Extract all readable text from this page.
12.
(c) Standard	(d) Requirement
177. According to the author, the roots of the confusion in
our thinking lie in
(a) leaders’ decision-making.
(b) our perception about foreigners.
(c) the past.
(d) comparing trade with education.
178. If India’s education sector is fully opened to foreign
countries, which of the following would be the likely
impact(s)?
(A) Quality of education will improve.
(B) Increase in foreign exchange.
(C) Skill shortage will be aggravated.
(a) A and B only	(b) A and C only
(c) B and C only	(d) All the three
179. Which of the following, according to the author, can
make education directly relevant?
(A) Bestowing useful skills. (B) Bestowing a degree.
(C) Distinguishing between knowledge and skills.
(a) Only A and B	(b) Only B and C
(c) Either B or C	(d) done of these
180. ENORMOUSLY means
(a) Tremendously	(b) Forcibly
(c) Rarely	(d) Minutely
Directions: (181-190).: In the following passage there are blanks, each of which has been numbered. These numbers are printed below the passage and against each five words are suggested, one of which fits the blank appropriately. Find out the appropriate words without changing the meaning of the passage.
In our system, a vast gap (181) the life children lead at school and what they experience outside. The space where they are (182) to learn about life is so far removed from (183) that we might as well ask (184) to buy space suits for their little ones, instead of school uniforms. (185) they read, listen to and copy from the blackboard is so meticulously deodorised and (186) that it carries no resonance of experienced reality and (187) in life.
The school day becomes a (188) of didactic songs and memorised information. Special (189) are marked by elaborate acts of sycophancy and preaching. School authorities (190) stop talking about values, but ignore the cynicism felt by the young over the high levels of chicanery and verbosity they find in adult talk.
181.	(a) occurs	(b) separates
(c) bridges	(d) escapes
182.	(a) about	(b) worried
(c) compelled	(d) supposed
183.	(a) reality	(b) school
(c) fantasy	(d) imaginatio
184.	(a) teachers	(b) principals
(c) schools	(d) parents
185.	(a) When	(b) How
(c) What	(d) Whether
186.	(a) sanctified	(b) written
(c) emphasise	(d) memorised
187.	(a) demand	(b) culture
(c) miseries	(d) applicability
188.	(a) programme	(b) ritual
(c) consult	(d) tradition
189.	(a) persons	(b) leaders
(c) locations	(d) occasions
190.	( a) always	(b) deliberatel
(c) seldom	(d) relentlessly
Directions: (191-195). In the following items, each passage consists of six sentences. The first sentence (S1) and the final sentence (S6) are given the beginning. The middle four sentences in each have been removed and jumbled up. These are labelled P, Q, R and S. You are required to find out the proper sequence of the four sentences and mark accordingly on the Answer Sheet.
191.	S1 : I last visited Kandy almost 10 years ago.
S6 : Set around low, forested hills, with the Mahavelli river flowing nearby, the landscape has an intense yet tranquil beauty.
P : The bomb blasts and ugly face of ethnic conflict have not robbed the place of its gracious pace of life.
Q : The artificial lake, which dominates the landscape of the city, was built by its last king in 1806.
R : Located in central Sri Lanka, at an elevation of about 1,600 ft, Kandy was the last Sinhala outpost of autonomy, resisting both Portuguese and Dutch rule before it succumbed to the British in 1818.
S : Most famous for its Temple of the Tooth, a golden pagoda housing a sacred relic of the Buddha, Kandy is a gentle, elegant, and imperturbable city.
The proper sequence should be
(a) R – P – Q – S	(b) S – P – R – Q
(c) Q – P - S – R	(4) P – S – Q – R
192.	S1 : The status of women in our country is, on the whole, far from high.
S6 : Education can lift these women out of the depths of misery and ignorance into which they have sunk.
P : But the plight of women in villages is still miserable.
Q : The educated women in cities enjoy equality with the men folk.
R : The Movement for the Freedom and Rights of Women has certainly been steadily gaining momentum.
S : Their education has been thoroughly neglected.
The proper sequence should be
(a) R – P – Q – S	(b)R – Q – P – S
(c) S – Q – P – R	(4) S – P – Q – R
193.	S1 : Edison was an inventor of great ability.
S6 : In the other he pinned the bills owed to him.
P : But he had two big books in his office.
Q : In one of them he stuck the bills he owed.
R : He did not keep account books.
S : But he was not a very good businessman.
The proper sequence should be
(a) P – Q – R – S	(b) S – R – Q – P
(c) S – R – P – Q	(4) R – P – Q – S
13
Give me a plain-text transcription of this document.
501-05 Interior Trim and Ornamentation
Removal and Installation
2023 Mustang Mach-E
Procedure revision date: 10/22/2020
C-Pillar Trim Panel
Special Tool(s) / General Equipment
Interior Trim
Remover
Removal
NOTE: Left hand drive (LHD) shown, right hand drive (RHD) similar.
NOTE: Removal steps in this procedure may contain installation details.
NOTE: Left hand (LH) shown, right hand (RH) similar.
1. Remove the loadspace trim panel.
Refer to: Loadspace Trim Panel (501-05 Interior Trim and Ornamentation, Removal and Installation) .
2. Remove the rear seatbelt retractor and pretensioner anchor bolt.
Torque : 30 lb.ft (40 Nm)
::::::::::
> **What to work on**
From the entries above, return each line with the word "hand" in it.

> **Result for this task**
NOTE: Left hand drive (LHD) shown, right hand drive (RHD) similar.
NOTE: Left hand (LH) shown, right hand (RH) similar.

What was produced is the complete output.